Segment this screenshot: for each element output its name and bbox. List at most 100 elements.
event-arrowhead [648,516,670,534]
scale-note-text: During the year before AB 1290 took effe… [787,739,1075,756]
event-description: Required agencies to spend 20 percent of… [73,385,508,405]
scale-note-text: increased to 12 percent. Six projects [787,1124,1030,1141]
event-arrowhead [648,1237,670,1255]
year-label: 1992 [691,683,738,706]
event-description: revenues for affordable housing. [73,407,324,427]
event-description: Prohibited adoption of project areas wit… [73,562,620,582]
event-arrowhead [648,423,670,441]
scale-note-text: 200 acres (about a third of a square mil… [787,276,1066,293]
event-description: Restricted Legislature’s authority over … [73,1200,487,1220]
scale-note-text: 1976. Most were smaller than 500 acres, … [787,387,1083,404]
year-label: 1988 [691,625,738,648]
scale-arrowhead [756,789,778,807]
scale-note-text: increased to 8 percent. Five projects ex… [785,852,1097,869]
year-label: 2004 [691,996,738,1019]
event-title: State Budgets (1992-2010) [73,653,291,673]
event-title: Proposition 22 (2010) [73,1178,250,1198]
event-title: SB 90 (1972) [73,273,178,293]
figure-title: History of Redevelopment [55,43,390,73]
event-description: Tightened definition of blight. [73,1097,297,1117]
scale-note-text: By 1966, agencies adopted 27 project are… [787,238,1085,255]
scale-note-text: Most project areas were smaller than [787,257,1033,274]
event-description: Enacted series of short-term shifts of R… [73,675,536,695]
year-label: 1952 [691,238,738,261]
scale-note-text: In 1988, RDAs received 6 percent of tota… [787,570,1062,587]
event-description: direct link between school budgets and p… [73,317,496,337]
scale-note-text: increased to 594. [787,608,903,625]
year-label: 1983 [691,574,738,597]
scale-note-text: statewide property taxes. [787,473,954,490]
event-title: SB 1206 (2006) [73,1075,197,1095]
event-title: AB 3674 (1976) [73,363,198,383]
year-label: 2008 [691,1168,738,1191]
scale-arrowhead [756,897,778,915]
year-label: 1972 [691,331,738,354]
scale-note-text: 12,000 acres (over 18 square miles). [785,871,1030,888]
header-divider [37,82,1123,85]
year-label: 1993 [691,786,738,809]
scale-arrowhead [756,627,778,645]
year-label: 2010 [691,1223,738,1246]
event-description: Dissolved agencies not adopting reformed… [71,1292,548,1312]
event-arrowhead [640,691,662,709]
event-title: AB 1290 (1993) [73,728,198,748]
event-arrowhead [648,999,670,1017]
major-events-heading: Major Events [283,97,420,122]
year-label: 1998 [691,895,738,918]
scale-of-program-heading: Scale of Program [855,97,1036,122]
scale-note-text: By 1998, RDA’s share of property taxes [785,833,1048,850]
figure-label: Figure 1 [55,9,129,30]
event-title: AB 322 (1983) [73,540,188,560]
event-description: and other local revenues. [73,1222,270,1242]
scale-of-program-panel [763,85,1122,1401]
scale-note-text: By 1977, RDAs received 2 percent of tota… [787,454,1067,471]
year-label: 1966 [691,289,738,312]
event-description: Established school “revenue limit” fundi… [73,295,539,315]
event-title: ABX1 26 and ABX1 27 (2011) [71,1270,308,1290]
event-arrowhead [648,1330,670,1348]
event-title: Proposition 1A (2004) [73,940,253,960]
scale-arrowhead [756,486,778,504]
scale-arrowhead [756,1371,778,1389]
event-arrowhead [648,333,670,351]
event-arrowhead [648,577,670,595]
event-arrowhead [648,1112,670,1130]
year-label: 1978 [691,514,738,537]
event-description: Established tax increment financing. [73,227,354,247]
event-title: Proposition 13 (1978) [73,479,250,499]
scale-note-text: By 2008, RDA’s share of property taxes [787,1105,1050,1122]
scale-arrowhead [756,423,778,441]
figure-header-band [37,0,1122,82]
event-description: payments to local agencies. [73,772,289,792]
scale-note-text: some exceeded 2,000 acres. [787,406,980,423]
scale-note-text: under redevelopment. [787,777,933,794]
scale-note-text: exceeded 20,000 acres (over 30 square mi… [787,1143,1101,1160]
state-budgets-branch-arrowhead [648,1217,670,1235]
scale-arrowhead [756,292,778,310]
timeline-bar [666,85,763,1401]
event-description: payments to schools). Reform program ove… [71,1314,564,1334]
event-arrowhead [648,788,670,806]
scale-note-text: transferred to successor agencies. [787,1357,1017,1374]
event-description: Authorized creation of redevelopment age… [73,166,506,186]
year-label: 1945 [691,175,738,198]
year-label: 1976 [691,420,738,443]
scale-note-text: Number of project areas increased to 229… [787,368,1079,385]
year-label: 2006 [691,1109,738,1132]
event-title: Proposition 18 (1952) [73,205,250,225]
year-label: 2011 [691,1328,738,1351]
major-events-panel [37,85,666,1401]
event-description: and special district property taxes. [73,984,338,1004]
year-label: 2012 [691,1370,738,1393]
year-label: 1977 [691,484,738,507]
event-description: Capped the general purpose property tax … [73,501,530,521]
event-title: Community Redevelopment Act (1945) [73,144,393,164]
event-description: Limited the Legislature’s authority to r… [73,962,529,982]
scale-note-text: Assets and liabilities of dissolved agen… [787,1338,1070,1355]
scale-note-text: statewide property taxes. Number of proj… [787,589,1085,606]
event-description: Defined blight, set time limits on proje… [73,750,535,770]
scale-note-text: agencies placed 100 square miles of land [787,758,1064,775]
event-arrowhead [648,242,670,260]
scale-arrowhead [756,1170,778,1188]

* * * * *

= TASK DETAILS =
List every line of the items above that contains the word "Established", treating uppercase and lowercase letters as distinct.

= TASK RESULT =
event-description: Established school “revenue limit” fundi… [73,295,539,315]
event-description: Established tax increment financing. [73,227,354,247]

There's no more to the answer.